◆ What is being asked
All entries below are to be set down again, identical to the source.
------------------------------------------------------------
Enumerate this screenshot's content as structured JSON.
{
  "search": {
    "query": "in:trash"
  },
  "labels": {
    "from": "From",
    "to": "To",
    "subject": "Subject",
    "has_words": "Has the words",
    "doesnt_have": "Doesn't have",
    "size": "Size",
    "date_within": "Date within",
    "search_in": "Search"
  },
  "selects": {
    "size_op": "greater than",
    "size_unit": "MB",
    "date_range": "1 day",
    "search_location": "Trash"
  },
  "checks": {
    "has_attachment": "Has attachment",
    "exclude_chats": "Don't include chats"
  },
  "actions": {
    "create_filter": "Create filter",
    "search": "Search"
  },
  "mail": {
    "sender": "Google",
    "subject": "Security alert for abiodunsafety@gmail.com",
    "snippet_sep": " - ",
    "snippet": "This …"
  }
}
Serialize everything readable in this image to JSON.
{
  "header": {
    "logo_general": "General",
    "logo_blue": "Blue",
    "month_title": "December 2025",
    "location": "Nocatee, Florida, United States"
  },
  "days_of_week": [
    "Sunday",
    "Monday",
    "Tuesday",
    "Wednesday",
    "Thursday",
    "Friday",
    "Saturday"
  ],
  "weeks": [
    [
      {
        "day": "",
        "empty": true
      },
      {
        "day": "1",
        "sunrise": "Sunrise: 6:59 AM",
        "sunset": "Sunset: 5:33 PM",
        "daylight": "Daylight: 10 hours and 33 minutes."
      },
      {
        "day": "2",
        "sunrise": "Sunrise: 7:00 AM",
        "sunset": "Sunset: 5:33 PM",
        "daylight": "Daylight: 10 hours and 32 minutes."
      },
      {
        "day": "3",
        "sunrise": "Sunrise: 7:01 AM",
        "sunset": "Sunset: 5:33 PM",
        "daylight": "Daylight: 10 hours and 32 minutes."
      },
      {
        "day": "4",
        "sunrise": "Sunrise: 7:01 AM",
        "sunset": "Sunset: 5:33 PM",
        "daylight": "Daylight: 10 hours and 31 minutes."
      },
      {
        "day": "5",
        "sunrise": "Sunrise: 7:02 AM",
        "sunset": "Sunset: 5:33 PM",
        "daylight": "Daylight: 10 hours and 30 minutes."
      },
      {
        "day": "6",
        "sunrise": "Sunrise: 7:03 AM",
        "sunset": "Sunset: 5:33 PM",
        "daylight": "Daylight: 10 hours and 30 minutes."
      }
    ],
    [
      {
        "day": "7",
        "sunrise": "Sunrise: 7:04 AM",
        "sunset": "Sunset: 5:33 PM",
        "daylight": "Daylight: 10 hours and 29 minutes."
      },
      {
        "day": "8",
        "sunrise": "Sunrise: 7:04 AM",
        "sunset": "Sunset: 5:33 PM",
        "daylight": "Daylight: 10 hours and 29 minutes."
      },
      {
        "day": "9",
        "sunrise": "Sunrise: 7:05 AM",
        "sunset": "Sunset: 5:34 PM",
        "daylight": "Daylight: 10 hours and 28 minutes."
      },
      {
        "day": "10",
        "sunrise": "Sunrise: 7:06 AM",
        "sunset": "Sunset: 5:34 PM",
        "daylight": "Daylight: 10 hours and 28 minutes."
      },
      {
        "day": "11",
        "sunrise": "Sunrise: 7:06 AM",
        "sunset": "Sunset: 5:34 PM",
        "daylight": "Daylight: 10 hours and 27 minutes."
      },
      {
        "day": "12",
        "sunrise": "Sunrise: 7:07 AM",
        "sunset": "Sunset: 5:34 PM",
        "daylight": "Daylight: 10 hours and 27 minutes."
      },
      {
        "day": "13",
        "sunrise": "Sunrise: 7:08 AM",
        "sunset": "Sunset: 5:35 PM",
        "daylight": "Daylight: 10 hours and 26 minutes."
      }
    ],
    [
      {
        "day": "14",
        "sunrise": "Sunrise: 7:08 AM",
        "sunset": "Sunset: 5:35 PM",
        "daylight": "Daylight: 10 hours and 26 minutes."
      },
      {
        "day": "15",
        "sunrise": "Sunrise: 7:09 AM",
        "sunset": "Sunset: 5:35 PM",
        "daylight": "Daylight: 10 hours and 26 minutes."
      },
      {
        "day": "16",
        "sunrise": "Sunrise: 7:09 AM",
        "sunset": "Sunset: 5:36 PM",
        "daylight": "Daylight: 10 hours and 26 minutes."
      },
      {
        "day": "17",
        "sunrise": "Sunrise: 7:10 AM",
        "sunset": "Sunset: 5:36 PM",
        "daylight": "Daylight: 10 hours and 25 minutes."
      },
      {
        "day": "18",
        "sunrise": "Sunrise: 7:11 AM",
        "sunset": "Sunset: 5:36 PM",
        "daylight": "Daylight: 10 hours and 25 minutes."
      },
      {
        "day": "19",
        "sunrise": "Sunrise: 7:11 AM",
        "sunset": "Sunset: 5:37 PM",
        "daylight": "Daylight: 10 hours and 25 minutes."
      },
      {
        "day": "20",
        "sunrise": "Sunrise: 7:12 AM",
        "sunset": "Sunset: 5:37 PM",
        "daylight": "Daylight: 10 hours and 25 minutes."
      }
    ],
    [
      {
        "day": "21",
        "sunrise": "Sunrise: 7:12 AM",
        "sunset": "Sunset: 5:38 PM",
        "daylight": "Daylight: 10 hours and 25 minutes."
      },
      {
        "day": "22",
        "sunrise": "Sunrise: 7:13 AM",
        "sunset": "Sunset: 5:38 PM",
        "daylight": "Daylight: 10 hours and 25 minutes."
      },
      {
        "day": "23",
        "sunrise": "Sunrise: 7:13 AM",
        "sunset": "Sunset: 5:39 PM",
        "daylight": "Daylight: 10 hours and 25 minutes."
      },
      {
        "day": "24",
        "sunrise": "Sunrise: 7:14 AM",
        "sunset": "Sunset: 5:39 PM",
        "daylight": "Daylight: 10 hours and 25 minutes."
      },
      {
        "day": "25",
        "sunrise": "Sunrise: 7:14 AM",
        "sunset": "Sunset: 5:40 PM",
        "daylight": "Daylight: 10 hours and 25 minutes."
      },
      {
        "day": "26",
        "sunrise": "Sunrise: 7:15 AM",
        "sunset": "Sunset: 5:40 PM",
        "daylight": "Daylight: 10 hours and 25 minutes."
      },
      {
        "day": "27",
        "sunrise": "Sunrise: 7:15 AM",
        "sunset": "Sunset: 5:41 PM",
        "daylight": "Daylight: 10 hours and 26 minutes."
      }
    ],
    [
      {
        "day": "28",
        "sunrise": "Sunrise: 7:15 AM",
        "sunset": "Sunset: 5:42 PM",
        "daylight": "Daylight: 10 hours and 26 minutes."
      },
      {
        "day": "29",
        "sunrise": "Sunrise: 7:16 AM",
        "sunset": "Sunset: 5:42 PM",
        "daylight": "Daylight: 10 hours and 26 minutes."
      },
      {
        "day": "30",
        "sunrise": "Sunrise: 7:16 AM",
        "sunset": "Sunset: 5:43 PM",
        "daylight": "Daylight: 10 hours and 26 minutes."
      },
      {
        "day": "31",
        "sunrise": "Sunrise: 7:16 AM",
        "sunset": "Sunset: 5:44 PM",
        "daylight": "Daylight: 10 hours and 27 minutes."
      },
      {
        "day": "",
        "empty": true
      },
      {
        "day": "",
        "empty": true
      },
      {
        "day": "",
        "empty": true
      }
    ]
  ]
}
------------------------------------------------------------
◆ Result
Enumerate this screenshot's content as structured JSON.
{
  "search": {
    "query": "in:trash"
  },
  "labels": {
    "from": "From",
    "to": "To",
    "subject": "Subject",
    "has_words": "Has the words",
    "doesnt_have": "Doesn't have",
    "size": "Size",
    "date_within": "Date within",
    "search_in": "Search"
  },
  "selects": {
    "size_op": "greater than",
    "size_unit": "MB",
    "date_range": "1 day",
    "search_location": "Trash"
  },
  "checks": {
    "has_attachment": "Has attachment",
    "exclude_chats": "Don't include chats"
  },
  "actions": {
    "create_filter": "Create filter",
    "search": "Search"
  },
  "mail": {
    "sender": "Google",
    "subject": "Security alert for abiodunsafety@gmail.com",
    "snippet_sep": " - ",
    "snippet": "This …"
  }
}
Serialize everything readable in this image to JSON.
{
  "header": {
    "logo_general": "General",
    "logo_blue": "Blue",
    "month_title": "December 2025",
    "location": "Nocatee, Florida, United States"
  },
  "days_of_week": [
    "Sunday",
    "Monday",
    "Tuesday",
    "Wednesday",
    "Thursday",
    "Friday",
    "Saturday"
  ],
  "weeks": [
    [
      {
        "day": "",
        "empty": true
      },
      {
        "day": "1",
        "sunrise": "Sunrise: 6:59 AM",
        "sunset": "Sunset: 5:33 PM",
        "daylight": "Daylight: 10 hours and 33 minutes."
      },
      {
        "day": "2",
        "sunrise": "Sunrise: 7:00 AM",
        "sunset": "Sunset: 5:33 PM",
        "daylight": "Daylight: 10 hours and 32 minutes."
      },
      {
        "day": "3",
        "sunrise": "Sunrise: 7:01 AM",
        "sunset": "Sunset: 5:33 PM",
        "daylight": "Daylight: 10 hours and 32 minutes."
      },
      {
        "day": "4",
        "sunrise": "Sunrise: 7:01 AM",
        "sunset": "Sunset: 5:33 PM",
        "daylight": "Daylight: 10 hours and 31 minutes."
      },
      {
        "day": "5",
        "sunrise": "Sunrise: 7:02 AM",
        "sunset": "Sunset: 5:33 PM",
        "daylight": "Daylight: 10 hours and 30 minutes."
      },
      {
        "day": "6",
        "sunrise": "Sunrise: 7:03 AM",
        "sunset": "Sunset: 5:33 PM",
        "daylight": "Daylight: 10 hours and 30 minutes."
      }
    ],
    [
      {
        "day": "7",
        "sunrise": "Sunrise: 7:04 AM",
        "sunset": "Sunset: 5:33 PM",
        "daylight": "Daylight: 10 hours and 29 minutes."
      },
      {
        "day": "8",
        "sunrise": "Sunrise: 7:04 AM",
        "sunset": "Sunset: 5:33 PM",
        "daylight": "Daylight: 10 hours and 29 minutes."
      },
      {
        "day": "9",
        "sunrise": "Sunrise: 7:05 AM",
        "sunset": "Sunset: 5:34 PM",
        "daylight": "Daylight: 10 hours and 28 minutes."
      },
      {
        "day": "10",
        "sunrise": "Sunrise: 7:06 AM",
        "sunset": "Sunset: 5:34 PM",
        "daylight": "Daylight: 10 hours and 28 minutes."
      },
      {
        "day": "11",
        "sunrise": "Sunrise: 7:06 AM",
        "sunset": "Sunset: 5:34 PM",
        "daylight": "Daylight: 10 hours and 27 minutes."
      },
      {
        "day": "12",
        "sunrise": "Sunrise: 7:07 AM",
        "sunset": "Sunset: 5:34 PM",
        "daylight": "Daylight: 10 hours and 27 minutes."
      },
      {
        "day": "13",
        "sunrise": "Sunrise: 7:08 AM",
        "sunset": "Sunset: 5:35 PM",
        "daylight": "Daylight: 10 hours and 26 minutes."
      }
    ],
    [
      {
        "day": "14",
        "sunrise": "Sunrise: 7:08 AM",
        "sunset": "Sunset: 5:35 PM",
        "daylight": "Daylight: 10 hours and 26 minutes."
      },
      {
        "day": "15",
        "sunrise": "Sunrise: 7:09 AM",
        "sunset": "Sunset: 5:35 PM",
        "daylight": "Daylight: 10 hours and 26 minutes."
      },
      {
        "day": "16",
        "sunrise": "Sunrise: 7:09 AM",
        "sunset": "Sunset: 5:36 PM",
        "daylight": "Daylight: 10 hours and 26 minutes."
      },
      {
        "day": "17",
        "sunrise": "Sunrise: 7:10 AM",
        "sunset": "Sunset: 5:36 PM",
        "daylight": "Daylight: 10 hours and 25 minutes."
      },
      {
        "day": "18",
        "sunrise": "Sunrise: 7:11 AM",
        "sunset": "Sunset: 5:36 PM",
        "daylight": "Daylight: 10 hours and 25 minutes."
      },
      {
        "day": "19",
        "sunrise": "Sunrise: 7:11 AM",
        "sunset": "Sunset: 5:37 PM",
        "daylight": "Daylight: 10 hours and 25 minutes."
      },
      {
        "day": "20",
        "sunrise": "Sunrise: 7:12 AM",
        "sunset": "Sunset: 5:37 PM",
        "daylight": "Daylight: 10 hours and 25 minutes."
      }
    ],
    [
      {
        "day": "21",
        "sunrise": "Sunrise: 7:12 AM",
        "sunset": "Sunset: 5:38 PM",
        "daylight": "Daylight: 10 hours and 25 minutes."
      },
      {
        "day": "22",
        "sunrise": "Sunrise: 7:13 AM",
        "sunset": "Sunset: 5:38 PM",
        "daylight": "Daylight: 10 hours and 25 minutes."
      },
      {
        "day": "23",
        "sunrise": "Sunrise: 7:13 AM",
        "sunset": "Sunset: 5:39 PM",
        "daylight": "Daylight: 10 hours and 25 minutes."
      },
      {
        "day": "24",
        "sunrise": "Sunrise: 7:14 AM",
        "sunset": "Sunset: 5:39 PM",
        "daylight": "Daylight: 10 hours and 25 minutes."
      },
      {
        "day": "25",
        "sunrise": "Sunrise: 7:14 AM",
        "sunset": "Sunset: 5:40 PM",
        "daylight": "Daylight: 10 hours and 25 minutes."
      },
      {
        "day": "26",
        "sunrise": "Sunrise: 7:15 AM",
        "sunset": "Sunset: 5:40 PM",
        "daylight": "Daylight: 10 hours and 25 minutes."
      },
      {
        "day": "27",
        "sunrise": "Sunrise: 7:15 AM",
        "sunset": "Sunset: 5:41 PM",
        "daylight": "Daylight: 10 hours and 26 minutes."
      }
    ],
    [
      {
        "day": "28",
        "sunrise": "Sunrise: 7:15 AM",
        "sunset": "Sunset: 5:42 PM",
        "daylight": "Daylight: 10 hours and 26 minutes."
      },
      {
        "day": "29",
        "sunrise": "Sunrise: 7:16 AM",
        "sunset": "Sunset: 5:42 PM",
        "daylight": "Daylight: 10 hours and 26 minutes."
      },
      {
        "day": "30",
        "sunrise": "Sunrise: 7:16 AM",
        "sunset": "Sunset: 5:43 PM",
        "daylight": "Daylight: 10 hours and 26 minutes."
      },
      {
        "day": "31",
        "sunrise": "Sunrise: 7:16 AM",
        "sunset": "Sunset: 5:44 PM",
        "daylight": "Daylight: 10 hours and 27 minutes."
      },
      {
        "day": "",
        "empty": true
      },
      {
        "day": "",
        "empty": true
      },
      {
        "day": "",
        "empty": true
      }
    ]
  ]
}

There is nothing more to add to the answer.